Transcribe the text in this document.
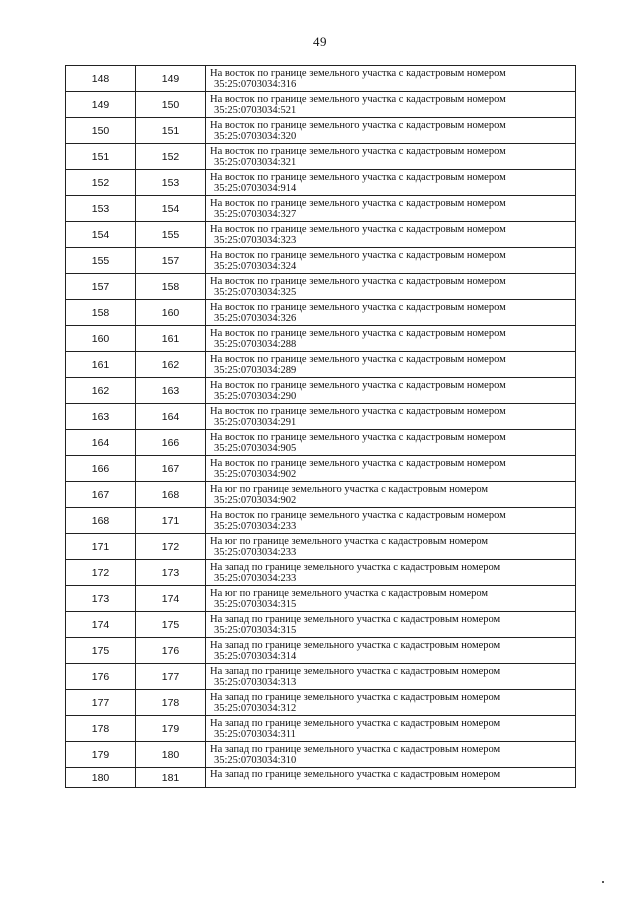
49
148	149	На восток по границе земельного участка с кадастровым номером
35:25:0703034:316

149	150	На восток по границе земельного участка с кадастровым номером
35:25:0703034:521

150	151	На восток по границе земельного участка с кадастровым номером
35:25:0703034:320

151	152	На восток по границе земельного участка с кадастровым номером
35:25:0703034:321

152	153	На восток по границе земельного участка с кадастровым номером
35:25:0703034:914

153	154	На восток по границе земельного участка с кадастровым номером
35:25:0703034:327

154	155	На восток по границе земельного участка с кадастровым номером
35:25:0703034:323

155	157	На восток по границе земельного участка с кадастровым номером
35:25:0703034:324

157	158	На восток по границе земельного участка с кадастровым номером
35:25:0703034:325

158	160	На восток по границе земельного участка с кадастровым номером
35:25:0703034:326

160	161	На восток по границе земельного участка с кадастровым номером
35:25:0703034:288

161	162	На восток по границе земельного участка с кадастровым номером
35:25:0703034:289

162	163	На восток по границе земельного участка с кадастровым номером
35:25:0703034:290

163	164	На восток по границе земельного участка с кадастровым номером
35:25:0703034:291

164	166	На восток по границе земельного участка с кадастровым номером
35:25:0703034:905

166	167	На восток по границе земельного участка с кадастровым номером
35:25:0703034:902

167	168	На юг по границе земельного участка с кадастровым номером
35:25:0703034:902

168	171	На восток по границе земельного участка с кадастровым номером
35:25:0703034:233

171	172	На юг по границе земельного участка с кадастровым номером
35:25:0703034:233

172	173	На запад по границе земельного участка с кадастровым номером
35:25:0703034:233

173	174	На юг по границе земельного участка с кадастровым номером
35:25:0703034:315

174	175	На запад по границе земельного участка с кадастровым номером
35:25:0703034:315

175	176	На запад по границе земельного участка с кадастровым номером
35:25:0703034:314

176	177	На запад по границе земельного участка с кадастровым номером
35:25:0703034:313

177	178	На запад по границе земельного участка с кадастровым номером
35:25:0703034:312

178	179	На запад по границе земельного участка с кадастровым номером
35:25:0703034:311

179	180	На запад по границе земельного участка с кадастровым номером
35:25:0703034:310

180	181	На запад по границе земельного участка с кадастровым номером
-=-=-=-=-
▸ **YOUR OBJECTIVE**: Pull out all lines in the data above that include "запад".

▸ **RESULT OF THIS TASK**:
172	173	На запад по границе земельного участка с кадастровым номером
174	175	На запад по границе земельного участка с кадастровым номером
175	176	На запад по границе земельного участка с кадастровым номером
176	177	На запад по границе земельного участка с кадастровым номером
177	178	На запад по границе земельного участка с кадастровым номером
178	179	На запад по границе земельного участка с кадастровым номером
179	180	На запад по границе земельного участка с кадастровым номером
180	181	На запад по границе земельного участка с кадастровым номером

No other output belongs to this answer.